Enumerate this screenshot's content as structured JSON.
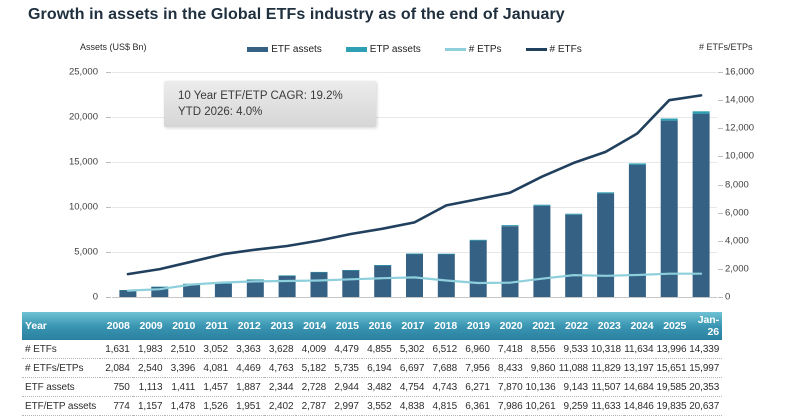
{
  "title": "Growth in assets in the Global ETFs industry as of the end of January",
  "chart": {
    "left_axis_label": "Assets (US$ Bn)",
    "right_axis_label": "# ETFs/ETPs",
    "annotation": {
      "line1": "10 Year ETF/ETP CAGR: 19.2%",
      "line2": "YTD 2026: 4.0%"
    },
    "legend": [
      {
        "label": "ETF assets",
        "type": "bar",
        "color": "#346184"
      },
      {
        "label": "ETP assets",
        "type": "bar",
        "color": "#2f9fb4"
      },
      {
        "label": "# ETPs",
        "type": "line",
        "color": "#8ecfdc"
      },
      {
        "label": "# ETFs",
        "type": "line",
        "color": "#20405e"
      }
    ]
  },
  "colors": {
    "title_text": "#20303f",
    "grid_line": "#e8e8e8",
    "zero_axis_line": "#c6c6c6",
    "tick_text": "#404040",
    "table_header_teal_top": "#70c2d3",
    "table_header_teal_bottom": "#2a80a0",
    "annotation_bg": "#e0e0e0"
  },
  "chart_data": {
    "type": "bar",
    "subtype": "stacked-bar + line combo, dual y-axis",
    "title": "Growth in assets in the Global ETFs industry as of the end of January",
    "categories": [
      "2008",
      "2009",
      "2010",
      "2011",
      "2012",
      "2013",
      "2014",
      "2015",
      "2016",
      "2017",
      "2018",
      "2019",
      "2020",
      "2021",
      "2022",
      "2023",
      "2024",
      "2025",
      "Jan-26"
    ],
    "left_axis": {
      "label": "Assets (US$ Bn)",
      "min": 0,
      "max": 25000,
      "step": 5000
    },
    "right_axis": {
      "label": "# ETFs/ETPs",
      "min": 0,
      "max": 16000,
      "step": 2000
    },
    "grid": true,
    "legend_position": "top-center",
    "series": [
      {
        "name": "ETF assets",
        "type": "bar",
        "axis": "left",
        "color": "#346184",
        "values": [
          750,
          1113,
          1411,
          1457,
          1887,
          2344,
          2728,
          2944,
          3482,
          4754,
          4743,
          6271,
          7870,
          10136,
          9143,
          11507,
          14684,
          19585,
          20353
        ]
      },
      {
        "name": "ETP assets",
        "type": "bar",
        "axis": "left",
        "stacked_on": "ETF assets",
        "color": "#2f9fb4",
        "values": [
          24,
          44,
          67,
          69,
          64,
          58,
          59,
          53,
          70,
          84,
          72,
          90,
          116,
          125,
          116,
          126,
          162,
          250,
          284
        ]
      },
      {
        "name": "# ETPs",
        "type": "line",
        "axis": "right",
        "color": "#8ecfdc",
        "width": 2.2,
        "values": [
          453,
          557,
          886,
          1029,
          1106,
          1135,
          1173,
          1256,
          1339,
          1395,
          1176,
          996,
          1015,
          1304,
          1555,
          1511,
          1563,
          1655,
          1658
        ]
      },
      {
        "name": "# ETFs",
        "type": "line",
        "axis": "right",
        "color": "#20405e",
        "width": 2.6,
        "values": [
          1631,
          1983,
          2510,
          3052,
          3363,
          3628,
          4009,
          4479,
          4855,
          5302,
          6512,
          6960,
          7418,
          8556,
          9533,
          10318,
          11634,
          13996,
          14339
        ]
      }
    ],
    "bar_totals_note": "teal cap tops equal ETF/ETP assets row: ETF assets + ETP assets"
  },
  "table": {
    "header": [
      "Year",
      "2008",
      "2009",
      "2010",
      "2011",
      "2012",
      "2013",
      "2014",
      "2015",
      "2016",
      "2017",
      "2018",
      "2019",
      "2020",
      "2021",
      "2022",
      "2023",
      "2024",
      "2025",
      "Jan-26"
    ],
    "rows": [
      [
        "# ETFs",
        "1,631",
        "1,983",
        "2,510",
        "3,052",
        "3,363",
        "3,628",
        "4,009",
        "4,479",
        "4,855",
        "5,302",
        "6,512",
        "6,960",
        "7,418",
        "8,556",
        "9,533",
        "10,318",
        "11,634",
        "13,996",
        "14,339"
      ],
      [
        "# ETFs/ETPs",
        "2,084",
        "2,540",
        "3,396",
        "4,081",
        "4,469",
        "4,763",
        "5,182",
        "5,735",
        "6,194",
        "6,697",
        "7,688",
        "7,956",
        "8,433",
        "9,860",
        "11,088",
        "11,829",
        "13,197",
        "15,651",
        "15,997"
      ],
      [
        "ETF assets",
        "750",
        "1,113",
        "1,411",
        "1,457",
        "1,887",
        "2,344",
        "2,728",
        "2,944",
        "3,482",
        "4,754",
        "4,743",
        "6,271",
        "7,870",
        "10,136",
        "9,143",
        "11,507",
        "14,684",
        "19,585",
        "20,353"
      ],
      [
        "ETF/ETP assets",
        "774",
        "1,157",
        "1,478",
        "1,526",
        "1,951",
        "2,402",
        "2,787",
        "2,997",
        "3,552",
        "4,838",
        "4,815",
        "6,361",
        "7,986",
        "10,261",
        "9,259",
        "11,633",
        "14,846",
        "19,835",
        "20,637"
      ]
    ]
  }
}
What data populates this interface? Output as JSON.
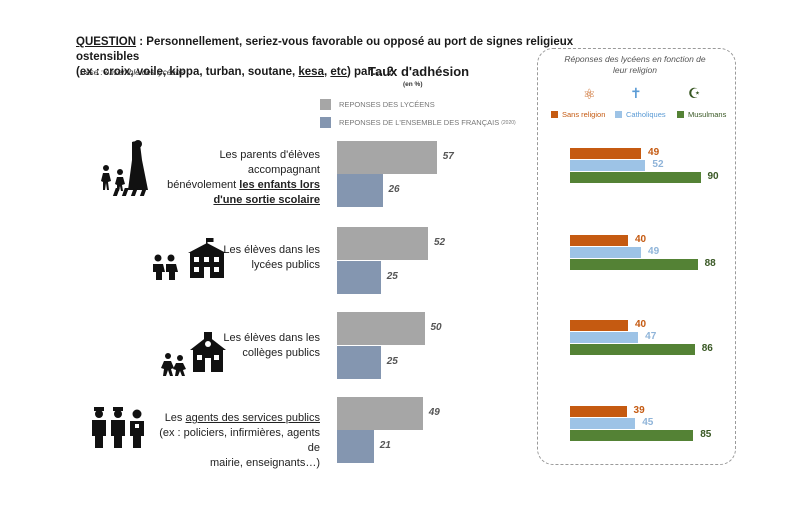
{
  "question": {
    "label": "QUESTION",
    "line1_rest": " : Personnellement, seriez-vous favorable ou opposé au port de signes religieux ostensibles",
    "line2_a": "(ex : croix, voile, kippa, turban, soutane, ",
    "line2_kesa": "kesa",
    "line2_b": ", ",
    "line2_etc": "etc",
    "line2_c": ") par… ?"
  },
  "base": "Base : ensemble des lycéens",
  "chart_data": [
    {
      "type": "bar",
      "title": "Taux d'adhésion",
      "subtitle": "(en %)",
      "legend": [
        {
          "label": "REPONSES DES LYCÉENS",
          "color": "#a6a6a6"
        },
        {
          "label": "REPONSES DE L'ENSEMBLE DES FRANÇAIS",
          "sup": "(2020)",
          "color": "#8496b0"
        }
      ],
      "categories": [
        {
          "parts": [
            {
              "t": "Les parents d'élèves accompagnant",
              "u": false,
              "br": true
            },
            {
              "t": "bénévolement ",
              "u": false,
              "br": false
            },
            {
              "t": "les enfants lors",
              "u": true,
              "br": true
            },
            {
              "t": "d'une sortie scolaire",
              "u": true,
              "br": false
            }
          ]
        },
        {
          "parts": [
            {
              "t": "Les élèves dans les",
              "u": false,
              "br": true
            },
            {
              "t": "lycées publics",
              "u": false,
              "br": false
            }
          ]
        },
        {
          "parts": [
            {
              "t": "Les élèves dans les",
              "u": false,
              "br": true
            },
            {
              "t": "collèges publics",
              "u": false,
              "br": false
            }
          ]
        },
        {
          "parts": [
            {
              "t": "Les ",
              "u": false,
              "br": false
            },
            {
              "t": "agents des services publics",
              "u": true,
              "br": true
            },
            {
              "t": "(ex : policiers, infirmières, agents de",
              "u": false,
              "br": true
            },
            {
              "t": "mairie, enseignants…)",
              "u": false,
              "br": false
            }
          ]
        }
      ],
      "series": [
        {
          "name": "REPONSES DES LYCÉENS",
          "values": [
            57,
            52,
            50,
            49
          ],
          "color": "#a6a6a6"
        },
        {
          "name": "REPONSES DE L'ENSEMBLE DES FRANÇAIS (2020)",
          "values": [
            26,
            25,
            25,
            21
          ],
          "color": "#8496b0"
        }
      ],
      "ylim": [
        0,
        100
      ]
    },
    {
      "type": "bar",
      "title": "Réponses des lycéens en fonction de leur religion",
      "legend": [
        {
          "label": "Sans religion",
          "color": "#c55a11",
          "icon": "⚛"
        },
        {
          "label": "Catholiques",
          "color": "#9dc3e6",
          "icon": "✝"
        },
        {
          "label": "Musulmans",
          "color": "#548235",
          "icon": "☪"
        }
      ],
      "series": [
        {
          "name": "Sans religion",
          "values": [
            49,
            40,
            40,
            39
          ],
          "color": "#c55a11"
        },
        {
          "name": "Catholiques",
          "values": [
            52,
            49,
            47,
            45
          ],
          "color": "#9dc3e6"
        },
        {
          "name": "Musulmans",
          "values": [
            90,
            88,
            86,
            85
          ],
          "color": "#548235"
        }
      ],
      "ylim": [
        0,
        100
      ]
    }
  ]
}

========================================

§ Brief
Take each line of the material that contains the word "Sans" and list it.

§ Result
          "label": "Sans religion",
          "name": "Sans religion",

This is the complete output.